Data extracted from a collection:
-- START --
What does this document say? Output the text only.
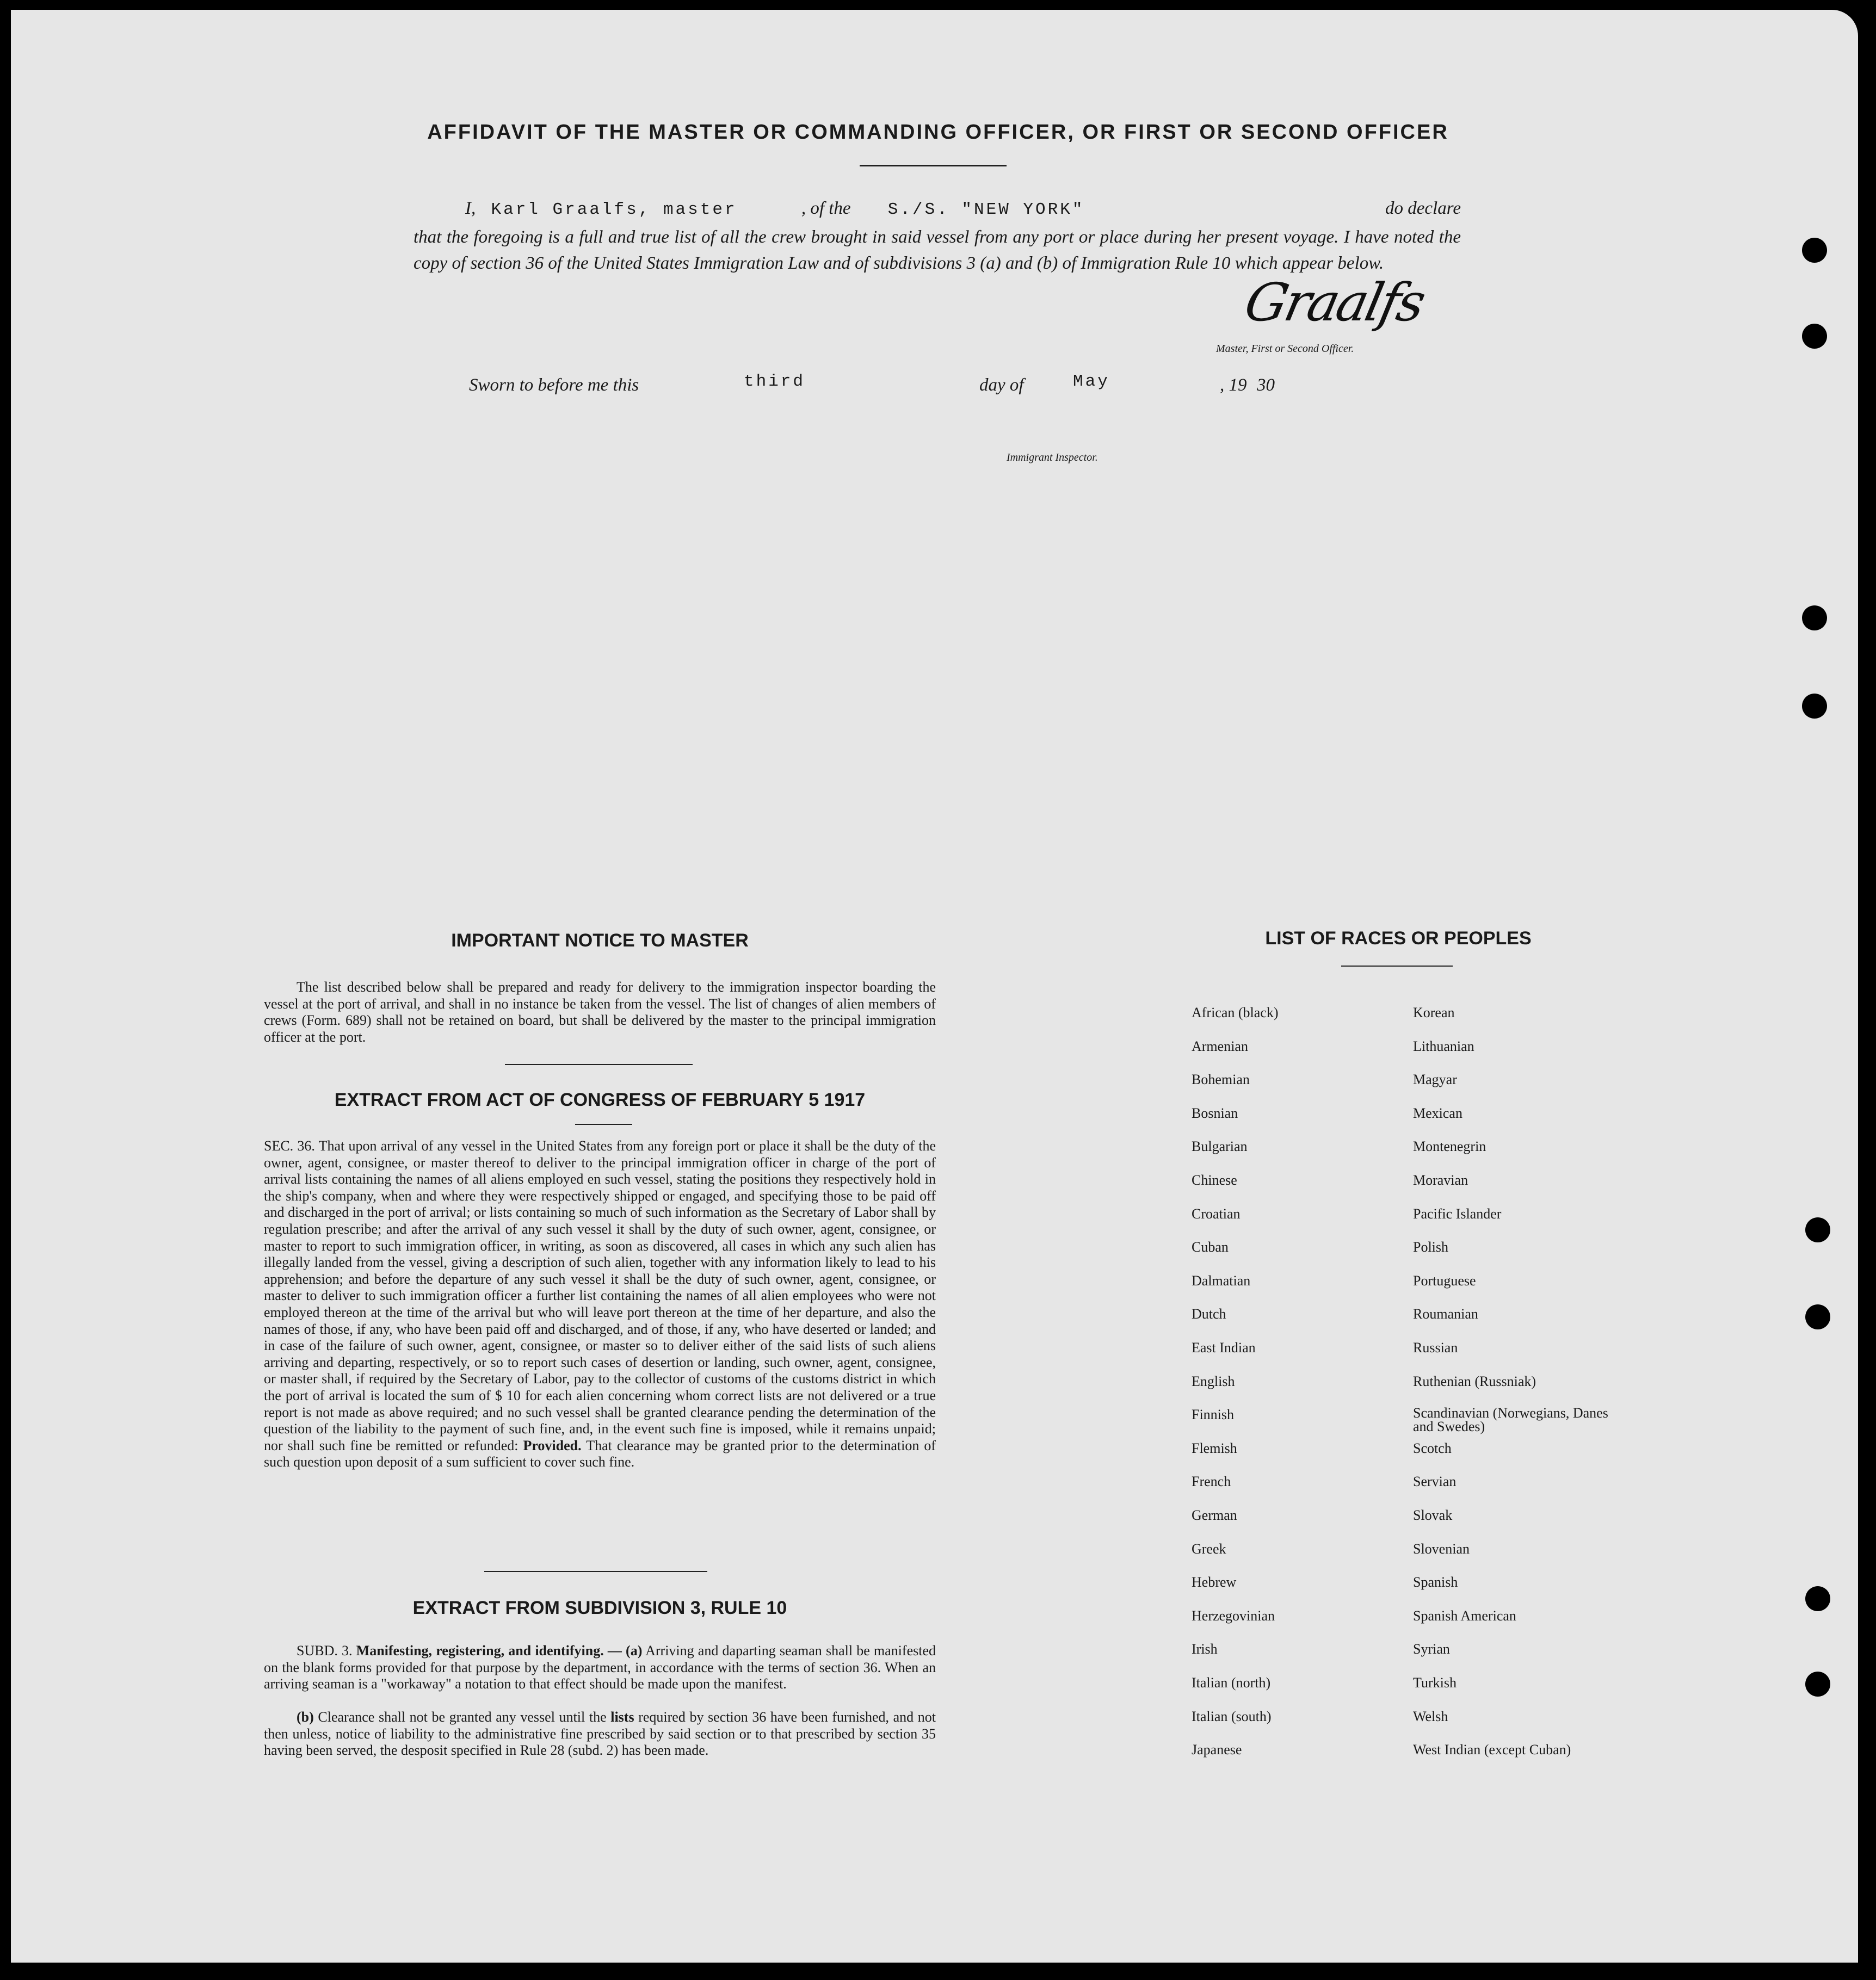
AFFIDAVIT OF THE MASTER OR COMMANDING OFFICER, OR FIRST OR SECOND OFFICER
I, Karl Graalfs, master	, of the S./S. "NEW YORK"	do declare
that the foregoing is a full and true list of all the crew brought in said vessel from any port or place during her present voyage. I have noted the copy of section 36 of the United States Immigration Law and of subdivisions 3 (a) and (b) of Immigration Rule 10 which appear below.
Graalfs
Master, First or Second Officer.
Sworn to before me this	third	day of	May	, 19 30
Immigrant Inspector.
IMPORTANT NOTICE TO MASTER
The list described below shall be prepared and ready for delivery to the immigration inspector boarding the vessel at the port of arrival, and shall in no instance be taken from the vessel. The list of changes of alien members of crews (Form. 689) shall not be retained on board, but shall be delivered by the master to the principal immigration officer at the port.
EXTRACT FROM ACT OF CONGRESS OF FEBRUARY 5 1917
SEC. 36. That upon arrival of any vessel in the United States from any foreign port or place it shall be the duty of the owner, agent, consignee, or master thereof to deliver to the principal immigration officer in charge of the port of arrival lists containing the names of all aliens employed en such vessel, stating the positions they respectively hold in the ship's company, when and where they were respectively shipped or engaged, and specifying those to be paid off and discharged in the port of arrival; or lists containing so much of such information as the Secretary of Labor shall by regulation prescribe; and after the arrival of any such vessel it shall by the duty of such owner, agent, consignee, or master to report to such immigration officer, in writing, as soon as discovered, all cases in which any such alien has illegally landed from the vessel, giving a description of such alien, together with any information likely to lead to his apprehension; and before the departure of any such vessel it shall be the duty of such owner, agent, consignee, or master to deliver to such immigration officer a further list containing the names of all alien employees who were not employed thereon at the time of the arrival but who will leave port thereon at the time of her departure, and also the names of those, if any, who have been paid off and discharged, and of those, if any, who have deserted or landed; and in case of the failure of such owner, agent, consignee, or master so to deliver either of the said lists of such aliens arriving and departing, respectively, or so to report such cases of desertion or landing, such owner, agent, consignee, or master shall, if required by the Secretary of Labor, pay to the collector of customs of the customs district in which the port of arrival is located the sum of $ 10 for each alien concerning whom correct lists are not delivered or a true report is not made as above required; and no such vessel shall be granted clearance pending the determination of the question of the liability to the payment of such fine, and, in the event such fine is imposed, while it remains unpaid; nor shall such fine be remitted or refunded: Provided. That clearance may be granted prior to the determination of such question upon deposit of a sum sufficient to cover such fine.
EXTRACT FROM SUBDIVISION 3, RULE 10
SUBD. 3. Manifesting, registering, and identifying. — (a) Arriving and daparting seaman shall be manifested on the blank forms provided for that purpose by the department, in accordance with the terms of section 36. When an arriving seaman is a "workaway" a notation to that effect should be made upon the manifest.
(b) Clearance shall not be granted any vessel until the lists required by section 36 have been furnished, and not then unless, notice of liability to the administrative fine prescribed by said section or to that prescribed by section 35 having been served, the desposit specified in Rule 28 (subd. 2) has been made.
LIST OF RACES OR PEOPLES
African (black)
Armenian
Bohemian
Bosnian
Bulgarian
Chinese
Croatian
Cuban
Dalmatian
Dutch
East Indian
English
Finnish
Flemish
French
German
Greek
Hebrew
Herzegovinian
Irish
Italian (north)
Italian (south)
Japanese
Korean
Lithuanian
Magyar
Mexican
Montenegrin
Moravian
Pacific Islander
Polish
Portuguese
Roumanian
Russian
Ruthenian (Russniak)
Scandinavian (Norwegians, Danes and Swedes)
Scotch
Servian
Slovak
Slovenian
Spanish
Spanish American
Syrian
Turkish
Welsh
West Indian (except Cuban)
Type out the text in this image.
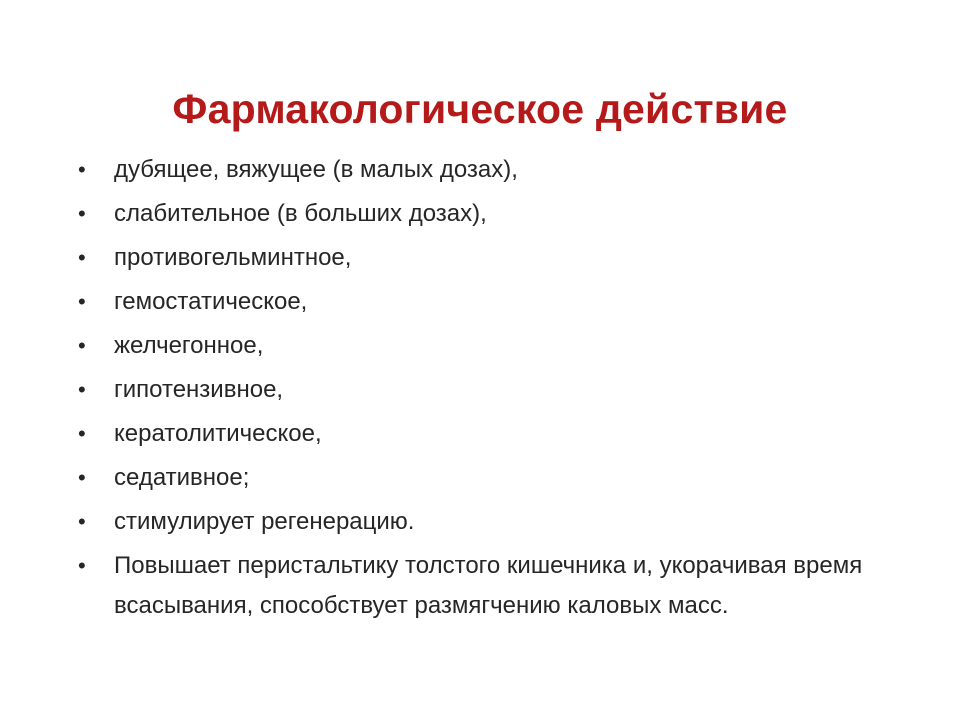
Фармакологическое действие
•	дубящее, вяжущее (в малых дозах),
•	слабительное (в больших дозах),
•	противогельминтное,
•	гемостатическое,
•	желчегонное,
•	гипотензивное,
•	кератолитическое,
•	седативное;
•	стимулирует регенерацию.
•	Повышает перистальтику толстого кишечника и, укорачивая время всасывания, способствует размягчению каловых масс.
-- END --
AIM OF THE TASK:
Where a line above holds the string "below", show that line.

SOLUTION FOR THIS PROBLEM:
that the foregoing is a full and true list of all the crew brought in said vessel from any port or place during her present voyage. I have noted the copy of section 36 of the United States Immigration Law and of subdivisions 3 (a) and (b) of Immigration Rule 10 which appear below.
The list described below shall be prepared and ready for delivery to the immigration inspector boarding the vessel at the port of arrival, and shall in no instance be taken from the vessel. The list of changes of alien members of crews (Form. 689) shall not be retained on board, but shall be delivered by the master to the principal immigration officer at the port.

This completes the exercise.